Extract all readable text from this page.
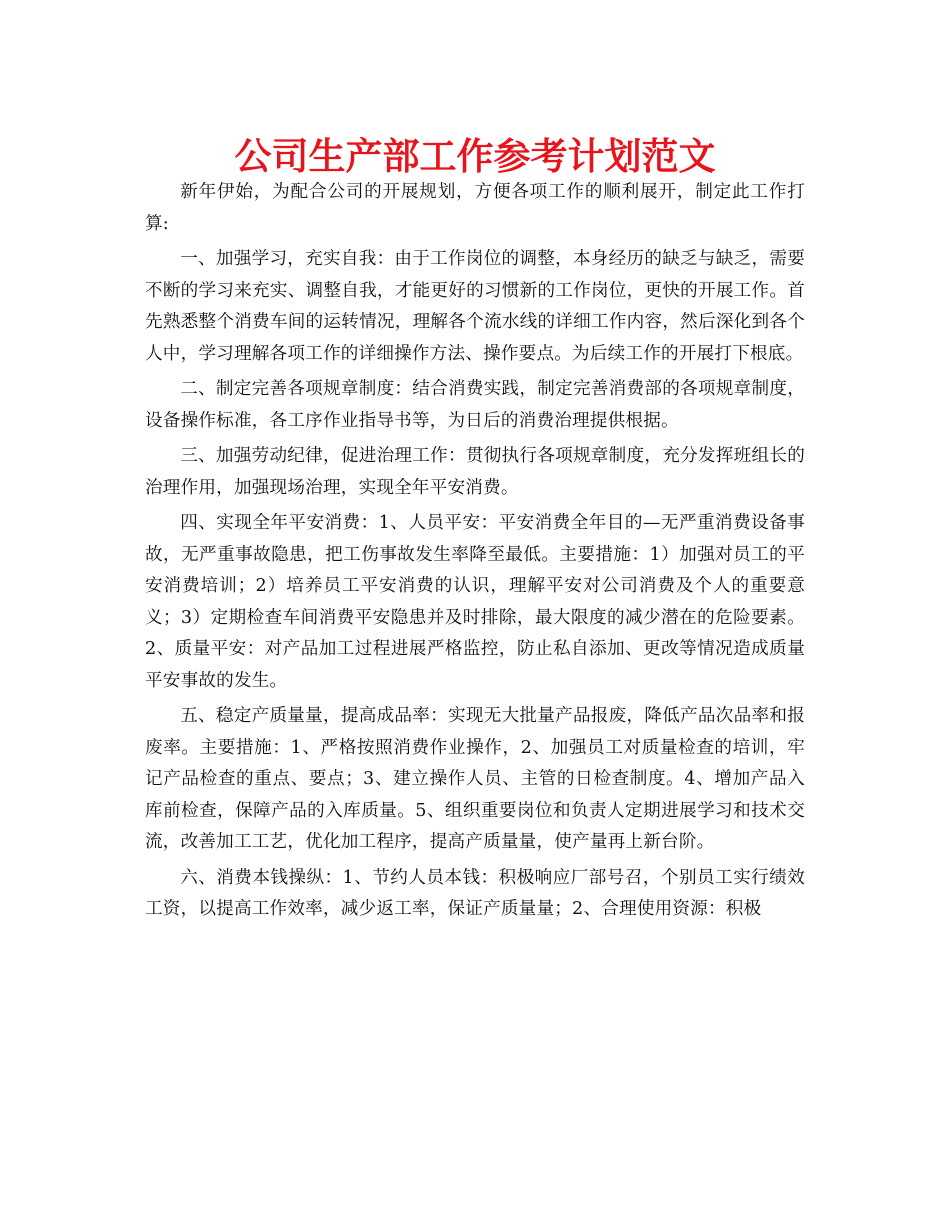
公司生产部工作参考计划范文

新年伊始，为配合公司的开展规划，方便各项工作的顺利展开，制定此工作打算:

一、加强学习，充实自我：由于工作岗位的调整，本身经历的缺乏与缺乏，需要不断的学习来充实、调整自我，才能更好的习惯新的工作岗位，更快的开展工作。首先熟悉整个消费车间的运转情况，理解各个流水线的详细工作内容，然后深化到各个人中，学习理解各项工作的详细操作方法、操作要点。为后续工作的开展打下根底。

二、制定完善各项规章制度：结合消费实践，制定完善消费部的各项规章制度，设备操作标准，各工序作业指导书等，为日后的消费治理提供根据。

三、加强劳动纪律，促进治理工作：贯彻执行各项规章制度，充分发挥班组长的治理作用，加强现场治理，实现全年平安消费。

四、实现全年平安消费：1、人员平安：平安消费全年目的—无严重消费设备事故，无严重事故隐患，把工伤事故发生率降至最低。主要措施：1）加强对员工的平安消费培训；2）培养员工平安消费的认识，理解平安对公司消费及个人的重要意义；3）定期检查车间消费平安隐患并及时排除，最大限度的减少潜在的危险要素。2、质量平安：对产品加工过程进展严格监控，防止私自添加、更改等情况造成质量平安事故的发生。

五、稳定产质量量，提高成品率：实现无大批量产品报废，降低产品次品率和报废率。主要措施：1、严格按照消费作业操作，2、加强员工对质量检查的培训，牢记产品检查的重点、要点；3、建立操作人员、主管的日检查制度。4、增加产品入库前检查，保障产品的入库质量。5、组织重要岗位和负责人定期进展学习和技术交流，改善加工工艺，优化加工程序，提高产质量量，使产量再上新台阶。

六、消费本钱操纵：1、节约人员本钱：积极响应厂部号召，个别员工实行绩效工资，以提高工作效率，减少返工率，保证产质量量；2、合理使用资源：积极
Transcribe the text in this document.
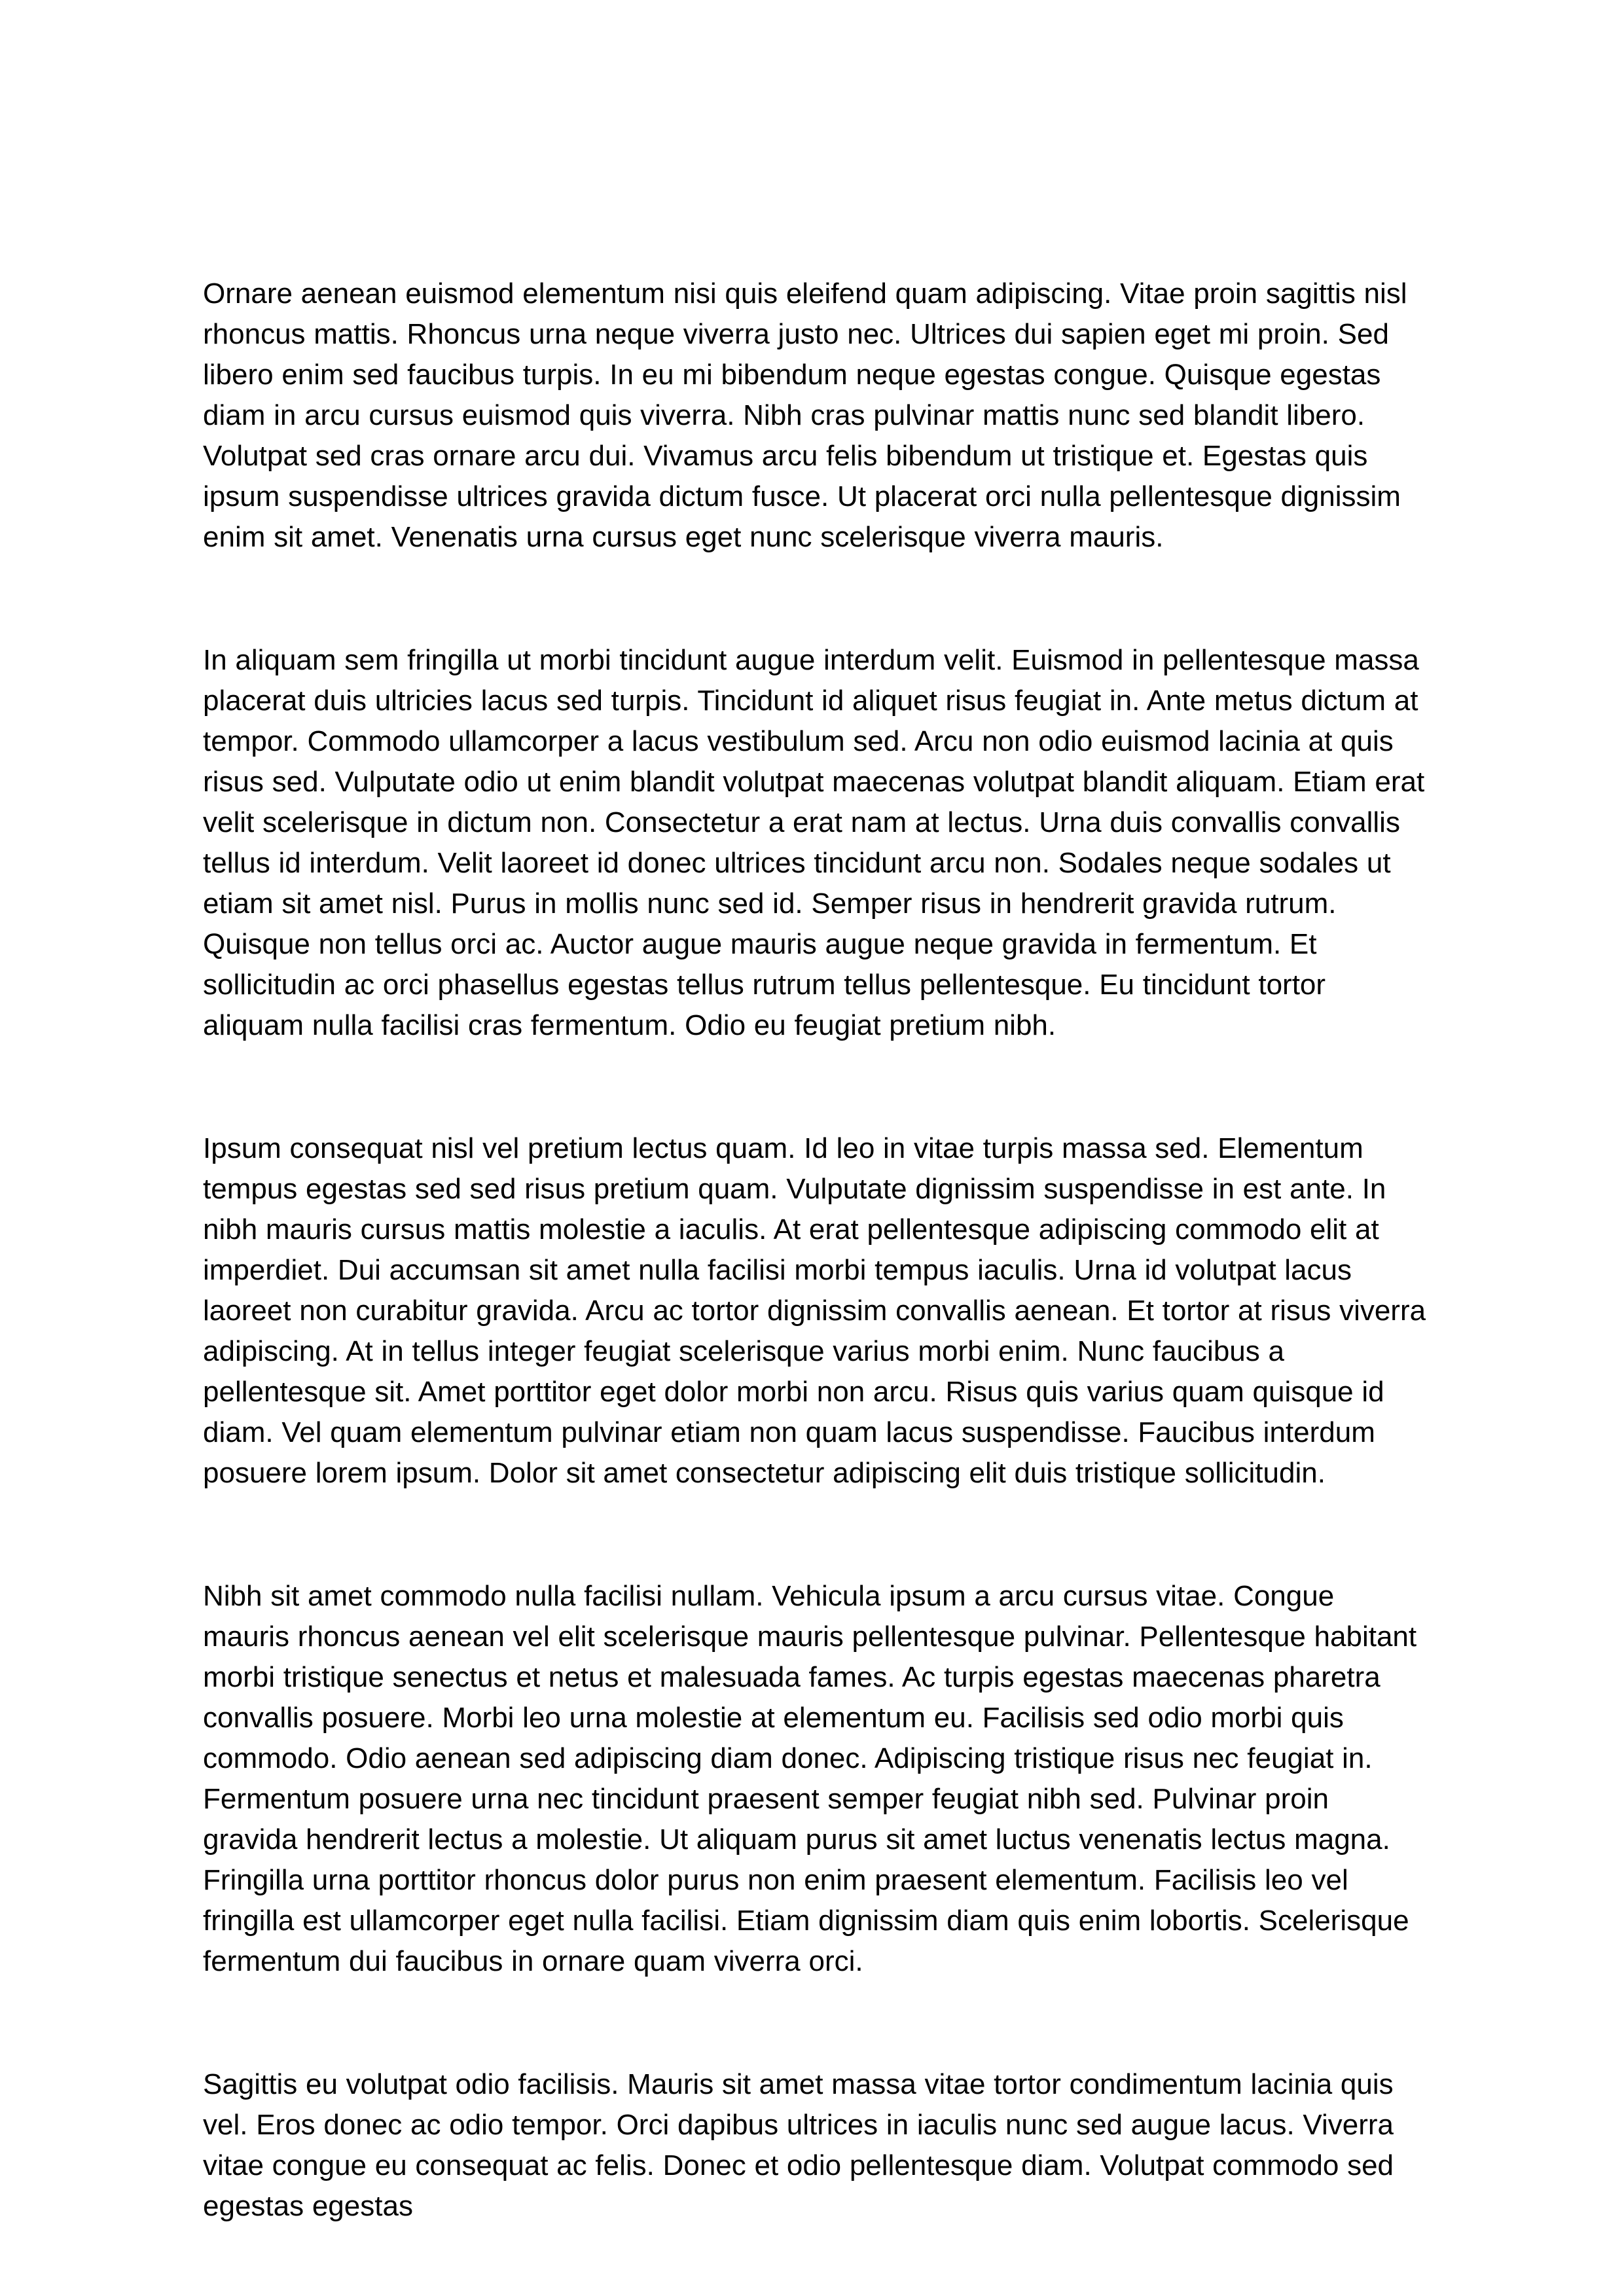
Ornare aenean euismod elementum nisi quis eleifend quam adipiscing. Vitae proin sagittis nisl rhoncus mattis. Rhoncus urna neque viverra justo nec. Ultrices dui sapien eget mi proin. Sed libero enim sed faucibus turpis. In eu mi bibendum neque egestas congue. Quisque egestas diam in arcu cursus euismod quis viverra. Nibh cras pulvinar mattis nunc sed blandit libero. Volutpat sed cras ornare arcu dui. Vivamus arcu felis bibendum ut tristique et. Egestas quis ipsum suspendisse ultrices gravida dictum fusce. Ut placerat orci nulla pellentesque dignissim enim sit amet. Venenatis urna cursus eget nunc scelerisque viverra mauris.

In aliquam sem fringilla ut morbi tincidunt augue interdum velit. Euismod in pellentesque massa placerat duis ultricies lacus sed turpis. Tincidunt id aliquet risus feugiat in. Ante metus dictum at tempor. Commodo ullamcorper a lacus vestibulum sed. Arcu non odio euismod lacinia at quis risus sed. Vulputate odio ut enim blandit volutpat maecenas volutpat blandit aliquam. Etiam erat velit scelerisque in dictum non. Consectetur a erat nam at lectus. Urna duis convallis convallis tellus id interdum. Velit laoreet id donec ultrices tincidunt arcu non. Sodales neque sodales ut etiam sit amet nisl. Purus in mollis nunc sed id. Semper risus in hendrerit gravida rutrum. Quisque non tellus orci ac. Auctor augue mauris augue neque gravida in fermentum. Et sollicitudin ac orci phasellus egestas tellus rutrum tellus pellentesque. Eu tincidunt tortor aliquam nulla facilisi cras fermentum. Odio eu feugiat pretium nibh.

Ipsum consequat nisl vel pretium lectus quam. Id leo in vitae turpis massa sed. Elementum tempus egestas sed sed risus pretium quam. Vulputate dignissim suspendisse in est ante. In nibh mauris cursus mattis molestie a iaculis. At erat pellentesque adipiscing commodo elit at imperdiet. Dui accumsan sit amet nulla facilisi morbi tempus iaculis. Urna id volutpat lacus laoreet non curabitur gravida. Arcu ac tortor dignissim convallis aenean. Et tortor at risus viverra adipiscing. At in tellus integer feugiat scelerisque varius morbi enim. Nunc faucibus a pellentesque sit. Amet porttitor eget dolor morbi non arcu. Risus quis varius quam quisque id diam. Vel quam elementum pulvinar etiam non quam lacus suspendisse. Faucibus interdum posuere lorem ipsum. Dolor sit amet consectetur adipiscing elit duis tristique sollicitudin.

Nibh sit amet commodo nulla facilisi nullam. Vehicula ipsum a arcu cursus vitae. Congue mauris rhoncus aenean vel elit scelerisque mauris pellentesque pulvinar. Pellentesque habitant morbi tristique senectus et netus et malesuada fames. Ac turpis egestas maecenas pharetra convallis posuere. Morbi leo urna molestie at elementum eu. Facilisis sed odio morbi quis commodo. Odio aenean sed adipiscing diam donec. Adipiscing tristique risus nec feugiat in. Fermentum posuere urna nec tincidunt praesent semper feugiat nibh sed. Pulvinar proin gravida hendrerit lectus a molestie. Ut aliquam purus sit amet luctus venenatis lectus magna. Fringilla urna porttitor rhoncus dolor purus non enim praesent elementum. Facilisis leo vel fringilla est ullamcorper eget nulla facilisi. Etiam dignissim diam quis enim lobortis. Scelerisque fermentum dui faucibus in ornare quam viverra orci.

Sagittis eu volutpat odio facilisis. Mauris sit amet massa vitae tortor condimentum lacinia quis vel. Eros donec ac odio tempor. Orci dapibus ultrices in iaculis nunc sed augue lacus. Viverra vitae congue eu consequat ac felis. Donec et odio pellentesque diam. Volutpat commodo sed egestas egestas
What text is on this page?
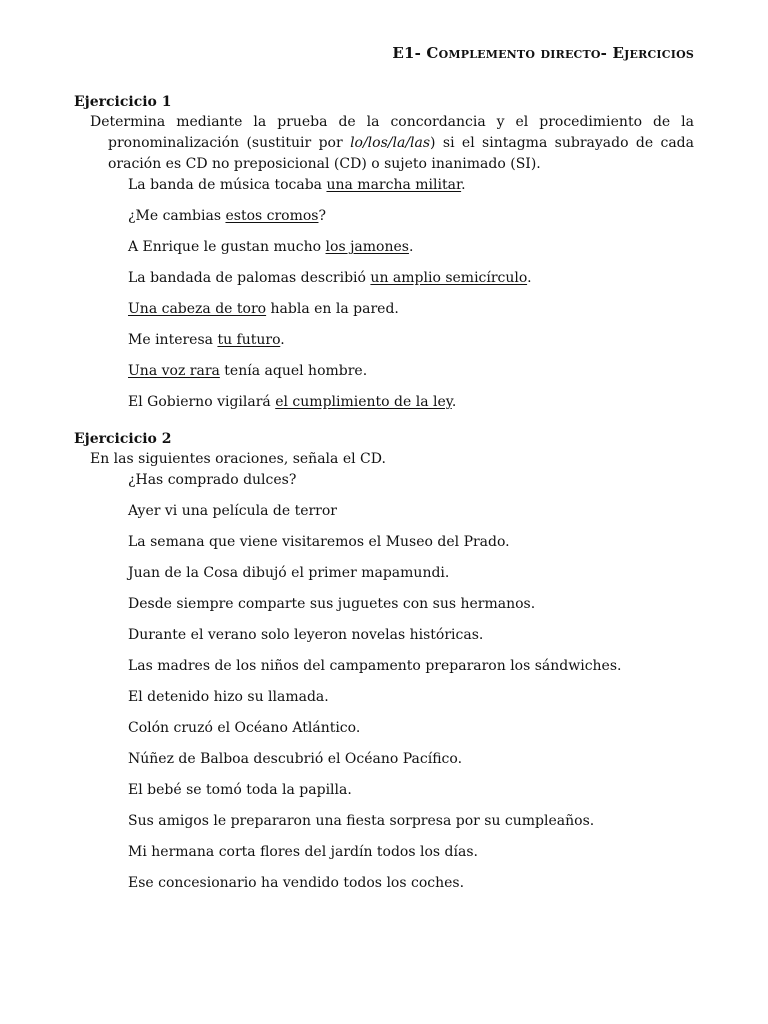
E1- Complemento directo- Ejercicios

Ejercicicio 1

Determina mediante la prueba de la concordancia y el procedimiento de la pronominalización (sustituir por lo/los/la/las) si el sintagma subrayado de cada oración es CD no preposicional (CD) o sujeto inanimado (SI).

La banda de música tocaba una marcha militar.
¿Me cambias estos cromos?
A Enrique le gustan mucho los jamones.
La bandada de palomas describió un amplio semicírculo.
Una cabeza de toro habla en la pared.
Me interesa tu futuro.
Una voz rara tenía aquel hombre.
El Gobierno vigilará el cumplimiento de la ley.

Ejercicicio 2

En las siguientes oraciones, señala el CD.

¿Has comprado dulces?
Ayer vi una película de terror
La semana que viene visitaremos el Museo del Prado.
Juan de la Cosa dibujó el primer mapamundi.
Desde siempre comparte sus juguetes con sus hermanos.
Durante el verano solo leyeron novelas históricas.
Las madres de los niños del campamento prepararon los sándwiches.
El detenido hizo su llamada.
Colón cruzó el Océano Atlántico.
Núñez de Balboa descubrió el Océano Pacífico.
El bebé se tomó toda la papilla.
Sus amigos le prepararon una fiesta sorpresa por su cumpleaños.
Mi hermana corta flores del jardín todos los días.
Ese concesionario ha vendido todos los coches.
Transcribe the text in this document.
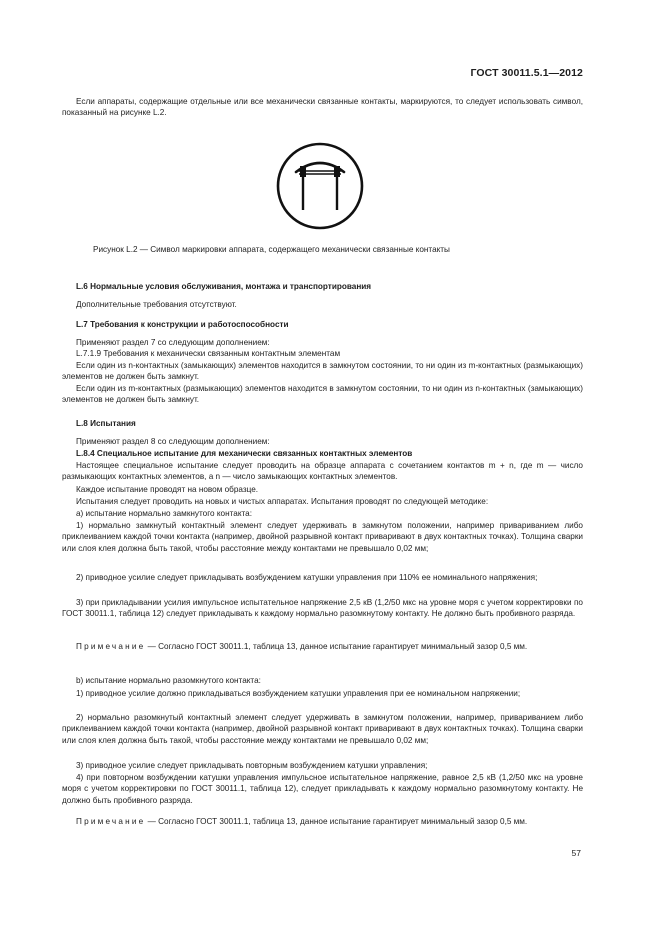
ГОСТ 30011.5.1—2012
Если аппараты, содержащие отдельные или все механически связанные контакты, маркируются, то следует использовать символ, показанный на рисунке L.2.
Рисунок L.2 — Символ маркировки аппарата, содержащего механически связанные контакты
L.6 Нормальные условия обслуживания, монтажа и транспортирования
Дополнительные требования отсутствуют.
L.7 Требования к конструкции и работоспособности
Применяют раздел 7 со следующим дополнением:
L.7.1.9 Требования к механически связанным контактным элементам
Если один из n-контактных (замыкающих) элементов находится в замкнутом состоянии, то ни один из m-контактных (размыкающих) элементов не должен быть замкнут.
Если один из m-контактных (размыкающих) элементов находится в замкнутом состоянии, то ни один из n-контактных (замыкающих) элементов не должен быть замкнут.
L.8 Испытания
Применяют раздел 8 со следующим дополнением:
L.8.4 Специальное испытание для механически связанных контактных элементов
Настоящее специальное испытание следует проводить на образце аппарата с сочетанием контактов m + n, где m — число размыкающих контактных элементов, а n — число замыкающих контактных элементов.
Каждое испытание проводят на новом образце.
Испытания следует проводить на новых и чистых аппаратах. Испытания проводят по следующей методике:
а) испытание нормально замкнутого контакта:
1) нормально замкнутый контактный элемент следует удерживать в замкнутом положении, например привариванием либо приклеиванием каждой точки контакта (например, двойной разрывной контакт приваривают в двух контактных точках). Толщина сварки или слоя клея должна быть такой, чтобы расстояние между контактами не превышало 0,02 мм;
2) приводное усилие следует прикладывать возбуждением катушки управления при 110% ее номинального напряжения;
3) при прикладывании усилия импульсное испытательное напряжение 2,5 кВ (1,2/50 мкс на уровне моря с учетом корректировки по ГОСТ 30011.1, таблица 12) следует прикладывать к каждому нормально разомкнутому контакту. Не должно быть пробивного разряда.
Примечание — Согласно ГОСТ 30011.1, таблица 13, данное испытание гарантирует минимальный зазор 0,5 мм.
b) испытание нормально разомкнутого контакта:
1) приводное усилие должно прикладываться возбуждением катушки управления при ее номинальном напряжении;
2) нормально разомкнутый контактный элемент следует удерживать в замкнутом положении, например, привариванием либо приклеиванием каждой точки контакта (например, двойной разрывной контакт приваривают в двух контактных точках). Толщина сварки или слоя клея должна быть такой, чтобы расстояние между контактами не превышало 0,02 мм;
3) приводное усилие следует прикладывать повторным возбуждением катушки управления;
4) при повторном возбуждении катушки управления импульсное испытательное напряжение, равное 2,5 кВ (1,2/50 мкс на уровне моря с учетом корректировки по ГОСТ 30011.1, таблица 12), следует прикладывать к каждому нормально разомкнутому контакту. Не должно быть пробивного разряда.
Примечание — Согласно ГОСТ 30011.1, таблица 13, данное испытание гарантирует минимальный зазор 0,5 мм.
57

══════════════════════════════

Directive: Read through the entries and copy each line in which "один" appears.

Finished answer:
Если один из n-контактных (замыкающих) элементов находится в замкнутом состоянии, то ни один из m-контактных (размыкающих) элементов не должен быть замкнут.
Если один из m-контактных (размыкающих) элементов находится в замкнутом состоянии, то ни один из n-контактных (замыкающих) элементов не должен быть замкнут.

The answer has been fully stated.